Omit the pictures, please, and give each record below again exactly.

====== Task material ======

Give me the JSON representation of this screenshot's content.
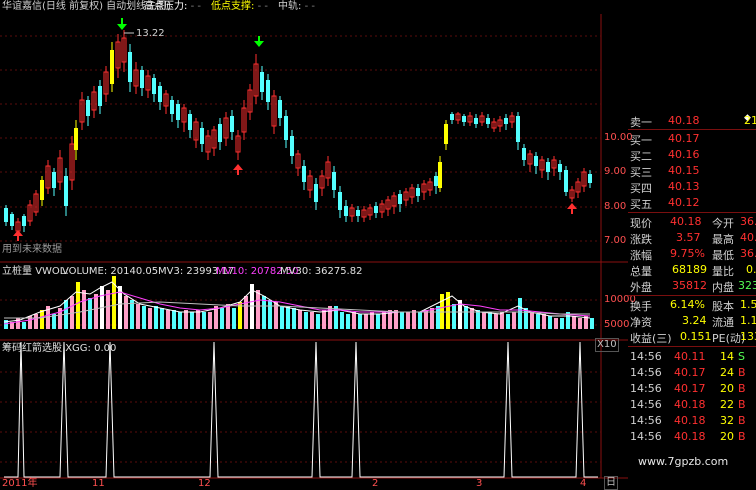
{
  "window": {
    "title": "华谊嘉信(日线 前复权) 自动划线主图(",
    "high_label": "高点压力:",
    "high_dash": "- -",
    "low_label": "低点支撑:",
    "low_dash": "- -",
    "mid_label": "中轨:",
    "mid_dash": "- -"
  },
  "price_panel": {
    "peak_label": "13.22",
    "future_note": "用到未来数据",
    "y_ticks": [
      "10.00",
      "9.00",
      "8.00",
      "7.00"
    ]
  },
  "volume_panel": {
    "name": "立桩量",
    "vol_label": "VWOL:",
    "volume_text": "VOLUME: 20140.05",
    "mv3": "MV3: 23993.17",
    "mv10": "MV10: 20782.50",
    "mv30": "MV30: 36275.82",
    "y_ticks": [
      "10000",
      "5000"
    ],
    "unit": "X10"
  },
  "indicator_panel": {
    "name": "筹码红箭选股",
    "value": "XGG: 0.00"
  },
  "x_axis": {
    "labels": [
      "2011年",
      "11",
      "12",
      "2",
      "3",
      "4",
      "日"
    ]
  },
  "quote_panel": {
    "sell1": {
      "label": "卖一",
      "price": "40.18",
      "vol": "21"
    },
    "buy": [
      {
        "label": "买一",
        "price": "40.17"
      },
      {
        "label": "买二",
        "price": "40.16"
      },
      {
        "label": "买三",
        "price": "40.15"
      },
      {
        "label": "买四",
        "price": "40.13"
      },
      {
        "label": "买五",
        "price": "40.12"
      }
    ],
    "stats": [
      {
        "k1": "现价",
        "v1": "40.18",
        "k2": "今开",
        "v2": "36.9"
      },
      {
        "k1": "涨跌",
        "v1": "3.57",
        "k2": "最高",
        "v2": "40.2"
      },
      {
        "k1": "涨幅",
        "v1": "9.75%",
        "k2": "最低",
        "v2": "36.0"
      },
      {
        "k1": "总量",
        "v1": "68189",
        "k2": "量比",
        "v2": "0.5"
      },
      {
        "k1": "外盘",
        "v1": "35812",
        "k2": "内盘",
        "v2": "3237"
      },
      {
        "k1": "换手",
        "v1": "6.14%",
        "k2": "股本",
        "v2": "1.55"
      },
      {
        "k1": "净资",
        "v1": "3.24",
        "k2": "流通",
        "v2": "1.11"
      },
      {
        "k1": "收益(三)",
        "v1": "0.151",
        "k2": "PE(动)",
        "v2": "133"
      }
    ],
    "ticks": [
      {
        "time": "14:56",
        "price": "40.11",
        "vol": "14",
        "side": "S"
      },
      {
        "time": "14:56",
        "price": "40.17",
        "vol": "24",
        "side": "B"
      },
      {
        "time": "14:56",
        "price": "40.17",
        "vol": "20",
        "side": "B"
      },
      {
        "time": "14:56",
        "price": "40.18",
        "vol": "22",
        "side": "B"
      },
      {
        "time": "14:56",
        "price": "40.18",
        "vol": "32",
        "side": "B"
      },
      {
        "time": "14:56",
        "price": "40.18",
        "vol": "20",
        "side": "B"
      }
    ]
  },
  "watermark": "www.7gpzb.com",
  "colors": {
    "up": "#ff3030",
    "down": "#54ffff",
    "yellow": "#ffff00",
    "grid": "#7a0f0f"
  }
}
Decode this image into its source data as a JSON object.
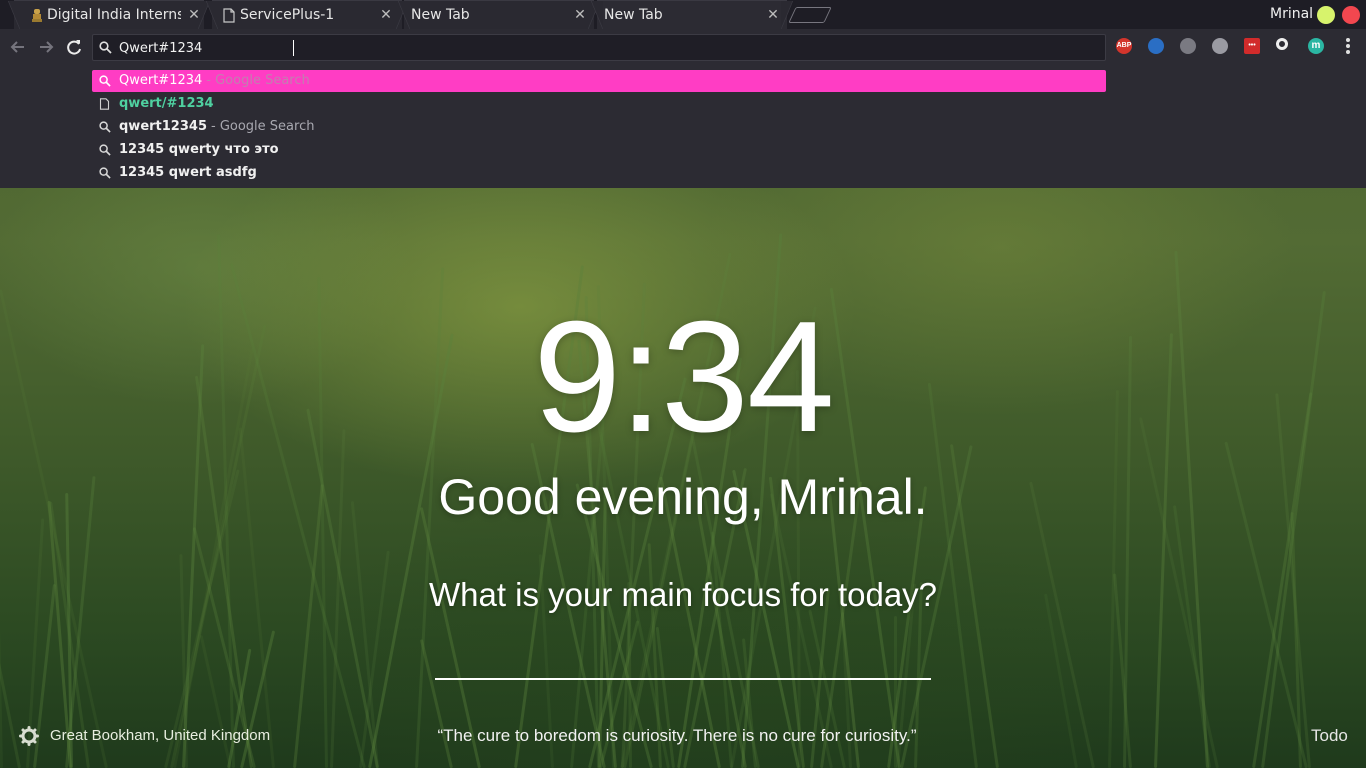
{
  "tabs": [
    {
      "title": "Digital India Interns",
      "favicon": "emblem-icon"
    },
    {
      "title": "ServicePlus-1",
      "favicon": "page-icon"
    },
    {
      "title": "New Tab",
      "favicon": ""
    },
    {
      "title": "New Tab",
      "favicon": "",
      "active": true
    }
  ],
  "tab_close_glyph": "✕",
  "profile": {
    "name": "Mrinal"
  },
  "window_buttons": [
    {
      "name": "minimize",
      "color": "#d7f36c"
    },
    {
      "name": "close",
      "color": "#f2474f"
    }
  ],
  "omnibox": {
    "value": "Qwert#1234"
  },
  "extensions": [
    {
      "name": "adblock-plus-icon",
      "label": "ABP",
      "color": "#d3352c"
    },
    {
      "name": "extension-blue-icon",
      "label": "",
      "color": "#2a6ec4"
    },
    {
      "name": "extension-hat-icon",
      "label": "",
      "color": "#7a7a82"
    },
    {
      "name": "extension-layers-icon",
      "label": "",
      "color": "#9a9aa2"
    },
    {
      "name": "lastpass-icon",
      "label": "•••",
      "color": "#d22b2b"
    },
    {
      "name": "extension-chicken-icon",
      "label": "",
      "color": "#eeeeee"
    },
    {
      "name": "momentum-icon",
      "label": "m",
      "color": "#2bb6a3"
    }
  ],
  "suggestions": [
    {
      "icon": "search-icon",
      "text": "Qwert#1234",
      "suffix": "- Google Search",
      "selected": true
    },
    {
      "icon": "page-icon",
      "text": "qwert/#1234",
      "suffix": "",
      "url": true
    },
    {
      "icon": "search-icon",
      "text": "qwert12345",
      "suffix": "- Google Search"
    },
    {
      "icon": "search-icon",
      "text": "12345 qwerty что это",
      "suffix": ""
    },
    {
      "icon": "search-icon",
      "text": "12345 qwert asdfg",
      "suffix": ""
    }
  ],
  "momentum": {
    "time": "9:34",
    "greeting": "Good evening, Mrinal.",
    "focus_question": "What is your main focus for today?",
    "location": "Great Bookham, United Kingdom",
    "quote": "“The cure to boredom is curiosity. There is no cure for curiosity.”",
    "todo_label": "Todo"
  },
  "colors": {
    "accent": "#ff3dc4",
    "url_green": "#4fd0a0"
  }
}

======

▶ _Exercise result_
Give me the JSON representation of this screenshot's content.
{
  "window": {
    "title": "华谊嘉信(日线 前复权) 自动划线主图(",
    "high_label": "高点压力:",
    "high_dash": "- -",
    "low_label": "低点支撑:",
    "low_dash": "- -",
    "mid_label": "中轨:",
    "mid_dash": "- -"
  },
  "price_panel": {
    "peak_label": "13.22",
    "future_note": "用到未来数据",
    "y_ticks": [
      "10.00",
      "9.00",
      "8.00",
      "7.00"
    ]
  },
  "volume_panel": {
    "name": "立桩量",
    "vol_label": "VWOL:",
    "volume_text": "VOLUME: 20140.05",
    "mv3": "MV3: 23993.17",
    "mv10": "MV10: 20782.50",
    "mv30": "MV30: 36275.82",
    "y_ticks": [
      "10000",
      "5000"
    ],
    "unit": "X10"
  },
  "indicator_panel": {
    "name": "筹码红箭选股",
    "value": "XGG: 0.00"
  },
  "x_axis": {
    "labels": [
      "2011年",
      "11",
      "12",
      "2",
      "3",
      "4",
      "日"
    ]
  },
  "quote_panel": {
    "sell1": {
      "label": "卖一",
      "price": "40.18",
      "vol": "21"
    },
    "buy": [
      {
        "label": "买一",
        "price": "40.17"
      },
      {
        "label": "买二",
        "price": "40.16"
      },
      {
        "label": "买三",
        "price": "40.15"
      },
      {
        "label": "买四",
        "price": "40.13"
      },
      {
        "label": "买五",
        "price": "40.12"
      }
    ],
    "stats": [
      {
        "k1": "现价",
        "v1": "40.18",
        "k2": "今开",
        "v2": "36.9"
      },
      {
        "k1": "涨跌",
        "v1": "3.57",
        "k2": "最高",
        "v2": "40.2"
      },
      {
        "k1": "涨幅",
        "v1": "9.75%",
        "k2": "最低",
        "v2": "36.0"
      },
      {
        "k1": "总量",
        "v1": "68189",
        "k2": "量比",
        "v2": "0.5"
      },
      {
        "k1": "外盘",
        "v1": "35812",
        "k2": "内盘",
        "v2": "3237"
      },
      {
        "k1": "换手",
        "v1": "6.14%",
        "k2": "股本",
        "v2": "1.55"
      },
      {
        "k1": "净资",
        "v1": "3.24",
        "k2": "流通",
        "v2": "1.11"
      },
      {
        "k1": "收益(三)",
        "v1": "0.151",
        "k2": "PE(动)",
        "v2": "133"
      }
    ],
    "ticks": [
      {
        "time": "14:56",
        "price": "40.11",
        "vol": "14",
        "side": "S"
      },
      {
        "time": "14:56",
        "price": "40.17",
        "vol": "24",
        "side": "B"
      },
      {
        "time": "14:56",
        "price": "40.17",
        "vol": "20",
        "side": "B"
      },
      {
        "time": "14:56",
        "price": "40.18",
        "vol": "22",
        "side": "B"
      },
      {
        "time": "14:56",
        "price": "40.18",
        "vol": "32",
        "side": "B"
      },
      {
        "time": "14:56",
        "price": "40.18",
        "vol": "20",
        "side": "B"
      }
    ]
  },
  "watermark": "www.7gpzb.com",
  "colors": {
    "up": "#ff3030",
    "down": "#54ffff",
    "yellow": "#ffff00",
    "grid": "#7a0f0f"
  }
}
Decode this image into its source data as a JSON object.
{
  "tabs": [
    {
      "title": "Digital India Interns",
      "favicon": "emblem-icon"
    },
    {
      "title": "ServicePlus-1",
      "favicon": "page-icon"
    },
    {
      "title": "New Tab",
      "favicon": ""
    },
    {
      "title": "New Tab",
      "favicon": "",
      "active": true
    }
  ],
  "tab_close_glyph": "✕",
  "profile": {
    "name": "Mrinal"
  },
  "window_buttons": [
    {
      "name": "minimize",
      "color": "#d7f36c"
    },
    {
      "name": "close",
      "color": "#f2474f"
    }
  ],
  "omnibox": {
    "value": "Qwert#1234"
  },
  "extensions": [
    {
      "name": "adblock-plus-icon",
      "label": "ABP",
      "color": "#d3352c"
    },
    {
      "name": "extension-blue-icon",
      "label": "",
      "color": "#2a6ec4"
    },
    {
      "name": "extension-hat-icon",
      "label": "",
      "color": "#7a7a82"
    },
    {
      "name": "extension-layers-icon",
      "label": "",
      "color": "#9a9aa2"
    },
    {
      "name": "lastpass-icon",
      "label": "•••",
      "color": "#d22b2b"
    },
    {
      "name": "extension-chicken-icon",
      "label": "",
      "color": "#eeeeee"
    },
    {
      "name": "momentum-icon",
      "label": "m",
      "color": "#2bb6a3"
    }
  ],
  "suggestions": [
    {
      "icon": "search-icon",
      "text": "Qwert#1234",
      "suffix": "- Google Search",
      "selected": true
    },
    {
      "icon": "page-icon",
      "text": "qwert/#1234",
      "suffix": "",
      "url": true
    },
    {
      "icon": "search-icon",
      "text": "qwert12345",
      "suffix": "- Google Search"
    },
    {
      "icon": "search-icon",
      "text": "12345 qwerty что это",
      "suffix": ""
    },
    {
      "icon": "search-icon",
      "text": "12345 qwert asdfg",
      "suffix": ""
    }
  ],
  "momentum": {
    "time": "9:34",
    "greeting": "Good evening, Mrinal.",
    "focus_question": "What is your main focus for today?",
    "location": "Great Bookham, United Kingdom",
    "quote": "“The cure to boredom is curiosity. There is no cure for curiosity.”",
    "todo_label": "Todo"
  },
  "colors": {
    "accent": "#ff3dc4",
    "url_green": "#4fd0a0"
  }
}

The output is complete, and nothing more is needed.